## MATERIAL PROVIDED
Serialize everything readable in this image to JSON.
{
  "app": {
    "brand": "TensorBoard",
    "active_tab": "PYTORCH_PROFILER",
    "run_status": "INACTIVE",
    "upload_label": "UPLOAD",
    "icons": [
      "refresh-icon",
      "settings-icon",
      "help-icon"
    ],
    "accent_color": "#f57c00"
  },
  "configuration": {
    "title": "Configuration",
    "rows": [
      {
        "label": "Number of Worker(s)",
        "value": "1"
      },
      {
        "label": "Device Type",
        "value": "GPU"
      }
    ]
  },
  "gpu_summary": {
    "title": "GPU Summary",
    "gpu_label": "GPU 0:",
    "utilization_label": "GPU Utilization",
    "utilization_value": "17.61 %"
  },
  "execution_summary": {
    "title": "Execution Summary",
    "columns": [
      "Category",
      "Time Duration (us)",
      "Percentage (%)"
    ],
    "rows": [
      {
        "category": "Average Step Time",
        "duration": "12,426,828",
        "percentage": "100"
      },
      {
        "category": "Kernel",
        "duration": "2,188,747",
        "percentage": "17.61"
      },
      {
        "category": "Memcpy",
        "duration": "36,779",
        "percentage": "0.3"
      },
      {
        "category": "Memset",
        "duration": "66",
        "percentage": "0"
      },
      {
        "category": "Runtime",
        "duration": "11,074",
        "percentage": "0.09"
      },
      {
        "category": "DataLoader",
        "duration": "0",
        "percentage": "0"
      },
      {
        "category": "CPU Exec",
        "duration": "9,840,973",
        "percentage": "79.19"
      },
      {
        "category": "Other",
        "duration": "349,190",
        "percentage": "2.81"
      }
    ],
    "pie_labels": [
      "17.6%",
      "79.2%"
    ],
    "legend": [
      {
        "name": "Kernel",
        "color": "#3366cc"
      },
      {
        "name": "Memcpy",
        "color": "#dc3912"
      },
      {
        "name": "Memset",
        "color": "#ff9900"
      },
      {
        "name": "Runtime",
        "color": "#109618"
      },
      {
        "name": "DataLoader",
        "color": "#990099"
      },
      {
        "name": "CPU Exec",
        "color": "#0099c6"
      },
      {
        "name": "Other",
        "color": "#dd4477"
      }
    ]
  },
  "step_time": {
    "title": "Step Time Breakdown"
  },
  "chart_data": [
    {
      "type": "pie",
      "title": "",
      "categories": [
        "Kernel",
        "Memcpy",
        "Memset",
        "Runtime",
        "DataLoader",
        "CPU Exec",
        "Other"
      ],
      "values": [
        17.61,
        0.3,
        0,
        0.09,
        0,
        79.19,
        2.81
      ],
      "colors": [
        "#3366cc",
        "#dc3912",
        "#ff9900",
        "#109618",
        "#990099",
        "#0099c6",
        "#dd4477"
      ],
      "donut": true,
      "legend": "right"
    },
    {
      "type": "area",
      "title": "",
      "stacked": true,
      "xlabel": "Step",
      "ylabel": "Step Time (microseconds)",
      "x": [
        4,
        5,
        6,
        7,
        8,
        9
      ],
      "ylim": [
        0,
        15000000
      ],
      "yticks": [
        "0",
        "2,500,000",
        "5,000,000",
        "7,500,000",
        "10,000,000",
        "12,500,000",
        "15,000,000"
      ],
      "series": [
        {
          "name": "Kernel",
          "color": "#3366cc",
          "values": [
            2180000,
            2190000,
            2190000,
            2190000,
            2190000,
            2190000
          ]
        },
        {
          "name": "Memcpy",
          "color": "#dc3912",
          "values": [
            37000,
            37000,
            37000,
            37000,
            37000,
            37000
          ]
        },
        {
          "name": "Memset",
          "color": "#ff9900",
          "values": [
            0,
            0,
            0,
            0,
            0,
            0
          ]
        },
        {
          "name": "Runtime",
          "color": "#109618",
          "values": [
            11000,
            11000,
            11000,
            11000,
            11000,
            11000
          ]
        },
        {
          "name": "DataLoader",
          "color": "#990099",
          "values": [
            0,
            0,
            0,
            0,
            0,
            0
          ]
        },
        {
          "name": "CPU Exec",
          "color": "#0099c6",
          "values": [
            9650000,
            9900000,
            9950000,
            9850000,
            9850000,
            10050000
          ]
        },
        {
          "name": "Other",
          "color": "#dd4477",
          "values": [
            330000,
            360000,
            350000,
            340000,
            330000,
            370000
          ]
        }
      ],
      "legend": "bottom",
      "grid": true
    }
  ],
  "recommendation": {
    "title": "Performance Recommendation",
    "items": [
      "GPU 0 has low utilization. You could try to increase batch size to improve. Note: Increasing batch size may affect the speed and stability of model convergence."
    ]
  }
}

...

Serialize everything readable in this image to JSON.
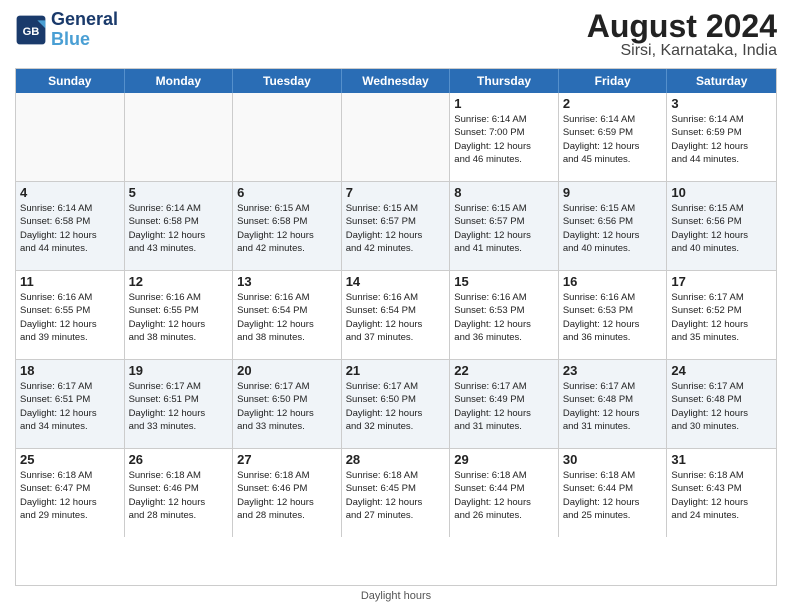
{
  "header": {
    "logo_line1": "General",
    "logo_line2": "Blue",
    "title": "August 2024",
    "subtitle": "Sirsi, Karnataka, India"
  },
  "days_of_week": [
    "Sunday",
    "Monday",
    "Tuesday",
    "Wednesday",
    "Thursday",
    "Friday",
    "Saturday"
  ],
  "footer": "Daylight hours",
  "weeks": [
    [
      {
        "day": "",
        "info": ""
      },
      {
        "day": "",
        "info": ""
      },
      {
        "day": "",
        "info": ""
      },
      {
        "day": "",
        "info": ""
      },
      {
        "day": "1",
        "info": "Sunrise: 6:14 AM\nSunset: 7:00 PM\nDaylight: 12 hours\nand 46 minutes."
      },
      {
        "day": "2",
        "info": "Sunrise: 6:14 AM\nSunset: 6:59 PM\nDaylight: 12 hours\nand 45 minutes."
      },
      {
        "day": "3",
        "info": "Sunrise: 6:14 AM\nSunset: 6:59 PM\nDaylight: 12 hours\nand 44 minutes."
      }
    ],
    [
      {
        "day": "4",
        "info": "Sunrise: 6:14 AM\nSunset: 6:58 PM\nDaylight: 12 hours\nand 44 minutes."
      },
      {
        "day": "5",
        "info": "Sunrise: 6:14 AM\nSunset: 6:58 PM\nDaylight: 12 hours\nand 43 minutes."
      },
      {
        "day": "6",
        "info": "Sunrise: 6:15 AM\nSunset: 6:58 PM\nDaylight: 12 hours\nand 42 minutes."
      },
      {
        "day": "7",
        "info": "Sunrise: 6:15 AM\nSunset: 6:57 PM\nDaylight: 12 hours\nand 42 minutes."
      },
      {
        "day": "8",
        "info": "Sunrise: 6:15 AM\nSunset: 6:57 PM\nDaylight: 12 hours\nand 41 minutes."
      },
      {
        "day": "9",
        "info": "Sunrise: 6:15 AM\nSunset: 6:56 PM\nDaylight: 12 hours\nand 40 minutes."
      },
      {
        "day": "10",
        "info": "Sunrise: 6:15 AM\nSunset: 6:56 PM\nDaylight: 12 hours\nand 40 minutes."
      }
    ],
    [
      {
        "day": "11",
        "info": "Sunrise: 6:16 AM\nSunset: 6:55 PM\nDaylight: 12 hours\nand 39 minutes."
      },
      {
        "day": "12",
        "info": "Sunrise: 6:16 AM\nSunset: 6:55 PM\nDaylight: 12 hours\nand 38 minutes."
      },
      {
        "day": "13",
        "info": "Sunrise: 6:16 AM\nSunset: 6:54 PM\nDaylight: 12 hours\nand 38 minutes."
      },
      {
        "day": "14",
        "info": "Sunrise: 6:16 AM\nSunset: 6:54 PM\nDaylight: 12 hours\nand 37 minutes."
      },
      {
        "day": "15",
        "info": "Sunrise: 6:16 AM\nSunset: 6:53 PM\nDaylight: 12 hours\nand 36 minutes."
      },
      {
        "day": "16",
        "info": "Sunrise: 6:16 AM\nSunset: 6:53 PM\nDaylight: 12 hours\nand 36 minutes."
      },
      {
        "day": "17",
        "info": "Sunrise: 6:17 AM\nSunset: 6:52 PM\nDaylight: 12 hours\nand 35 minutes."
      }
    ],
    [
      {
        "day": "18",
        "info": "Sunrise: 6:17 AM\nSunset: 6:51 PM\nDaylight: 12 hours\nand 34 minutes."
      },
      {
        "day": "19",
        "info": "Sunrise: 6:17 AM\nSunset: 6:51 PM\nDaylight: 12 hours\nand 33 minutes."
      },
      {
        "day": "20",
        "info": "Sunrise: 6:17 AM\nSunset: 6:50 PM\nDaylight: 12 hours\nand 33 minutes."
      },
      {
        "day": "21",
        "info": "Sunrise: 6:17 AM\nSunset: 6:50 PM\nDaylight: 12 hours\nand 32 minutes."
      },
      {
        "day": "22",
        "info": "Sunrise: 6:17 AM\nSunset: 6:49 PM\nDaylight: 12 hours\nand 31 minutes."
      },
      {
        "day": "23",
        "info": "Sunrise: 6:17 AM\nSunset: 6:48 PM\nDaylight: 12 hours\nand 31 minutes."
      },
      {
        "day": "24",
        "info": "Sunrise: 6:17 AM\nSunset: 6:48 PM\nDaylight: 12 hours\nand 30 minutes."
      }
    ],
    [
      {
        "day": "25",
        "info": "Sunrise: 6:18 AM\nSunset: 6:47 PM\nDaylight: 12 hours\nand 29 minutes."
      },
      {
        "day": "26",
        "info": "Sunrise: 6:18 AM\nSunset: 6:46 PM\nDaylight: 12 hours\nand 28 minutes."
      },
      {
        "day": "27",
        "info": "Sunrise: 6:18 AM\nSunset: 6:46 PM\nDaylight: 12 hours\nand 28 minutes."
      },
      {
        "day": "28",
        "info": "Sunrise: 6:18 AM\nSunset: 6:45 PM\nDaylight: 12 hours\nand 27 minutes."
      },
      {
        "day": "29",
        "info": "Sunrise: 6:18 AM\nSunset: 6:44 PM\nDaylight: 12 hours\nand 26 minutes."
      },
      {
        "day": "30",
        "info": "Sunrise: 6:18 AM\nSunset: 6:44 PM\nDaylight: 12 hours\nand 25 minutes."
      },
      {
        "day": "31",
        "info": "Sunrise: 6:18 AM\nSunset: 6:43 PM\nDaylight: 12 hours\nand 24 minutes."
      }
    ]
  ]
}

## TO BE DONE
Pick out all lines containing the string "DataLoader".

## REPLY TO THE TASK
        "category": "DataLoader",
        "name": "DataLoader",
        "DataLoader",
          "name": "DataLoader",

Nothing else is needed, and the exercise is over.